_What to work on_. Write out all the entries word for word and omit any pictures.

── Excerpted records ──

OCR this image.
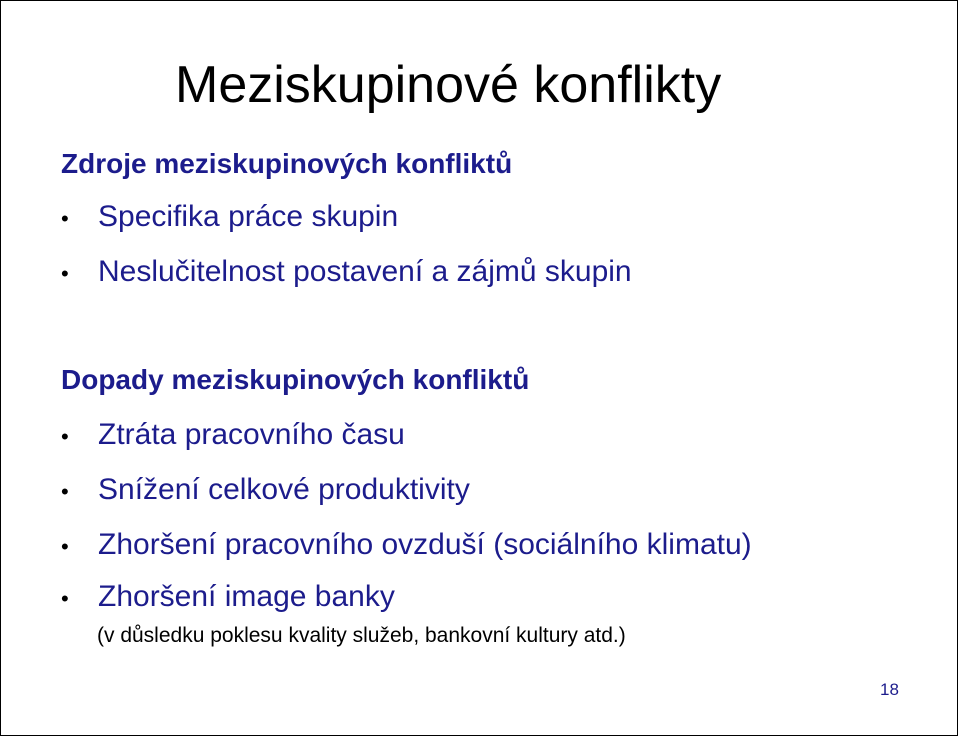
Meziskupinové konflikty
Zdroje meziskupinových konfliktů
• Specifika práce skupin
• Neslučitelnost postavení a zájmů skupin
Dopady meziskupinových konfliktů
• Ztráta pracovního času
• Snížení celkové produktivity
• Zhoršení pracovního ovzduší (sociálního klimatu)
• Zhoršení image banky
(v důsledku poklesu kvality služeb, bankovní kultury atd.)
18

───

_Response to the task_.
OCR this image.
Meziskupinové konflikty
Zdroje meziskupinových konfliktů
• Specifika práce skupin
• Neslučitelnost postavení a zájmů skupin
Dopady meziskupinových konfliktů
• Ztráta pracovního času
• Snížení celkové produktivity
• Zhoršení pracovního ovzduší (sociálního klimatu)
• Zhoršení image banky
(v důsledku poklesu kvality služeb, bankovní kultury atd.)
18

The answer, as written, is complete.